**TASK**
Copy out each line of the data that holds the word "users".

— START OF RECORD EXCERPTS —

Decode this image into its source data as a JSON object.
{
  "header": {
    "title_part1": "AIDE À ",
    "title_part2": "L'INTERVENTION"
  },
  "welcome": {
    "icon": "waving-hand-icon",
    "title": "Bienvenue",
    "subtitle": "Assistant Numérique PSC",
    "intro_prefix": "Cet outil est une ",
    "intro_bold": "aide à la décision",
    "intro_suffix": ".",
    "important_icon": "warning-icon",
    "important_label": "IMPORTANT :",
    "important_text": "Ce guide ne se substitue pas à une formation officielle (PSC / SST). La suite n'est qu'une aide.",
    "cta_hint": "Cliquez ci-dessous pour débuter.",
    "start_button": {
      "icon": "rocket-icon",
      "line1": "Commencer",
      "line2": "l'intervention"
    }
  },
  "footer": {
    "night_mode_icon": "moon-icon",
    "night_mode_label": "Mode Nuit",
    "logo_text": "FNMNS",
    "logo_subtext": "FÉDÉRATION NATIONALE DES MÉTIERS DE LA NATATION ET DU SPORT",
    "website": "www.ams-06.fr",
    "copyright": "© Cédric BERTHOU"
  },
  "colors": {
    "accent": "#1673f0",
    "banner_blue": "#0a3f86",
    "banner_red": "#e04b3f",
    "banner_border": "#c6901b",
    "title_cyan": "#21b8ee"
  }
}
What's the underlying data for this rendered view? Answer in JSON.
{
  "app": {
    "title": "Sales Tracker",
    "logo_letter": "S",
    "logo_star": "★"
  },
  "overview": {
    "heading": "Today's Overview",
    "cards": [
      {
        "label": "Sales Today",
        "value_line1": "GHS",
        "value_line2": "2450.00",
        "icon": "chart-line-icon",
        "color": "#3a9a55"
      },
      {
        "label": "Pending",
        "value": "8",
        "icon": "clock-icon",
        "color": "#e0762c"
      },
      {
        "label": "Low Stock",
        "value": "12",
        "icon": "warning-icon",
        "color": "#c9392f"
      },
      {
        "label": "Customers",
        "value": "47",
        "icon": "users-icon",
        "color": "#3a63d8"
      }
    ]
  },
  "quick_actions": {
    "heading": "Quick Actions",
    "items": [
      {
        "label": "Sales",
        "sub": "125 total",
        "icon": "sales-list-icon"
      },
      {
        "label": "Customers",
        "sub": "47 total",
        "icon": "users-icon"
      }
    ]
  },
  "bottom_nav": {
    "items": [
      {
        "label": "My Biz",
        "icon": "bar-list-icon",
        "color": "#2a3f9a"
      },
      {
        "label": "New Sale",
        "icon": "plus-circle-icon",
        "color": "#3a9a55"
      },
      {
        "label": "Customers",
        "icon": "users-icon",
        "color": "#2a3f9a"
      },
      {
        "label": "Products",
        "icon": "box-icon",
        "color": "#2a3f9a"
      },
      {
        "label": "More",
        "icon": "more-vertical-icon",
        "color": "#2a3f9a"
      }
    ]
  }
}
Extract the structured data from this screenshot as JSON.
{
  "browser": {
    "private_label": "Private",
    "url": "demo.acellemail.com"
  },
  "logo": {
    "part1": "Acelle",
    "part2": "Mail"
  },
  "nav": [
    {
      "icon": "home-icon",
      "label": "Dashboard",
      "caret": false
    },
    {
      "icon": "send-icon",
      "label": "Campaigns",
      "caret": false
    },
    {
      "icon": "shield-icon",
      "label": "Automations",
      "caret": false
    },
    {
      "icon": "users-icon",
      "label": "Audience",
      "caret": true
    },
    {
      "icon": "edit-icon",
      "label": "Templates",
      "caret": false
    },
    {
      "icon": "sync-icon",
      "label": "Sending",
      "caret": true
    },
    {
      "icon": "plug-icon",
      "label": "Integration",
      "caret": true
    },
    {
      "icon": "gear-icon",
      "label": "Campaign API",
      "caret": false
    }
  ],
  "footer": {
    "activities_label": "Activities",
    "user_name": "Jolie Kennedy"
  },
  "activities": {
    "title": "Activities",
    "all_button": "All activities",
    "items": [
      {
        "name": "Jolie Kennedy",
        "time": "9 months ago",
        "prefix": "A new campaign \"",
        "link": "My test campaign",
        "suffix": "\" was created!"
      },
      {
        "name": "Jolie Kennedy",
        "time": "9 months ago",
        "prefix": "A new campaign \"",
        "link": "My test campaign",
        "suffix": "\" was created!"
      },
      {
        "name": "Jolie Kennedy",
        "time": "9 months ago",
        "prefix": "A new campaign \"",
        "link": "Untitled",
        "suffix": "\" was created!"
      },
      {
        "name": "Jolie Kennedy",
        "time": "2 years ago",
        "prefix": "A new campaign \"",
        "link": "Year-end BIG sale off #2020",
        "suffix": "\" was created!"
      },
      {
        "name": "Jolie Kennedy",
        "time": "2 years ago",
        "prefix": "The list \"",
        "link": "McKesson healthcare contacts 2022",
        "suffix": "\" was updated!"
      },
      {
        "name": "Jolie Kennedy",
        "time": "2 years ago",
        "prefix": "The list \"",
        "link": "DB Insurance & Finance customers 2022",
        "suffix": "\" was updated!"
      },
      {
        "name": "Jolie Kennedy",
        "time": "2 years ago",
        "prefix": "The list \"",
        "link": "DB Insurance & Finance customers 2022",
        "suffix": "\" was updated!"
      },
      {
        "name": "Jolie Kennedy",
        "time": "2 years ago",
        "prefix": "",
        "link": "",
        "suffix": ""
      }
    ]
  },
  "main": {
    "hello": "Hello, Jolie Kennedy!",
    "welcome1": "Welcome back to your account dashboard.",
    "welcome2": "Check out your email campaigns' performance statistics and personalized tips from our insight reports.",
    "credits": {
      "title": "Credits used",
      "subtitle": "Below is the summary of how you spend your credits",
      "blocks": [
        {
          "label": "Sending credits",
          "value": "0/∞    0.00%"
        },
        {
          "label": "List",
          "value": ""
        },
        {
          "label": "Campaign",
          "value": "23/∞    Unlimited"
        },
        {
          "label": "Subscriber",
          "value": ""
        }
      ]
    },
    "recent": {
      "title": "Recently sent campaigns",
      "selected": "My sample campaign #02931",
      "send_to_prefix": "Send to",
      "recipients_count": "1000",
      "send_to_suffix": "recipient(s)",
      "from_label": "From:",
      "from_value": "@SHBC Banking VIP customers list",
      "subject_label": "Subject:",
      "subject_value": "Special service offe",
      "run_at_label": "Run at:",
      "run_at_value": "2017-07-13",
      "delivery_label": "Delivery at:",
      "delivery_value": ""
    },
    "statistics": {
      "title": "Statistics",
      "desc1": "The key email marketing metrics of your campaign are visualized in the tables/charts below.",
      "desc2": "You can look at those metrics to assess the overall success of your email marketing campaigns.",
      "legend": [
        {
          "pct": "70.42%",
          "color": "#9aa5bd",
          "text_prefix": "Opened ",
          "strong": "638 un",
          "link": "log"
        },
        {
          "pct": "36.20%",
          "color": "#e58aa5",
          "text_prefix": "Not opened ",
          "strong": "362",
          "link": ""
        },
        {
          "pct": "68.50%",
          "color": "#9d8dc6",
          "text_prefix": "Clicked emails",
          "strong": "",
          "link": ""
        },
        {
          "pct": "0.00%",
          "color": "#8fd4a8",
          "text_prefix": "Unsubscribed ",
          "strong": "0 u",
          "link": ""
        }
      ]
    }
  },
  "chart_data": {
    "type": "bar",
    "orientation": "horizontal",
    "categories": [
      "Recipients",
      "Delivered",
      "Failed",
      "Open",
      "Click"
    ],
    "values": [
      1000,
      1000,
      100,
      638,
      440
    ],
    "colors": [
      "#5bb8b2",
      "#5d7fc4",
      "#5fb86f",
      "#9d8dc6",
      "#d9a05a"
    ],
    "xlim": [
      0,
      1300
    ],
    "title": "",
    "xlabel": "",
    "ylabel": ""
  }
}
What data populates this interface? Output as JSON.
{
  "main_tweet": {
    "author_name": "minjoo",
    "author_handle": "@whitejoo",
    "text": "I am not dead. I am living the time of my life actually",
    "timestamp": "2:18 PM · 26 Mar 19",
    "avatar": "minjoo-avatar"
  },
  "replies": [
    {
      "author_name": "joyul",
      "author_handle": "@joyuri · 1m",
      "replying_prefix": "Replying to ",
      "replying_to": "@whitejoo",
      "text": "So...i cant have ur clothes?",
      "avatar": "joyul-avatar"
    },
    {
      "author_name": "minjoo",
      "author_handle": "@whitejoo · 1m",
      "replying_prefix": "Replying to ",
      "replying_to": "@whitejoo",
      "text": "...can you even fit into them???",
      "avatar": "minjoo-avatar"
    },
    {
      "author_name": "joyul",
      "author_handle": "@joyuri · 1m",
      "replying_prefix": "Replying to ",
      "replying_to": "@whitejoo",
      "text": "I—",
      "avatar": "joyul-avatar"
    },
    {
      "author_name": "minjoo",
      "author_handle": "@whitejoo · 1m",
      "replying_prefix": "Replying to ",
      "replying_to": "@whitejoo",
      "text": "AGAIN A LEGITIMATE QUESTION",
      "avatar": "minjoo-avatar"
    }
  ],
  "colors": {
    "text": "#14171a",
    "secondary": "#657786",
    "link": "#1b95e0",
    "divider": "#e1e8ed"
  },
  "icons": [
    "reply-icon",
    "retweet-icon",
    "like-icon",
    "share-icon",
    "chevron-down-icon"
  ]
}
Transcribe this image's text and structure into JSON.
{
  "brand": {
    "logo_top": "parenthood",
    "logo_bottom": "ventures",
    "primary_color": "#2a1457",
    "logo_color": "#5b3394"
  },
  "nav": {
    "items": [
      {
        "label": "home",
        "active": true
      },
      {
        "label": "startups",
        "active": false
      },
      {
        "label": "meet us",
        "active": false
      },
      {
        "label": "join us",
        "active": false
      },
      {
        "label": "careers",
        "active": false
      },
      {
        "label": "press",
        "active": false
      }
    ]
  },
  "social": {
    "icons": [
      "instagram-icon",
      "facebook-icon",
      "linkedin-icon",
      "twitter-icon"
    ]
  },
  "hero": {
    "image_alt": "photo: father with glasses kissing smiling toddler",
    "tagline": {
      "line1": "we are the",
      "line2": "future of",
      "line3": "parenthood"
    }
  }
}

— END OF RECORD EXCERPTS —

**THE ANSWER**
        "icon": "users-icon",
        "icon": "users-icon"
        "icon": "users-icon",
      "icon": "users-icon",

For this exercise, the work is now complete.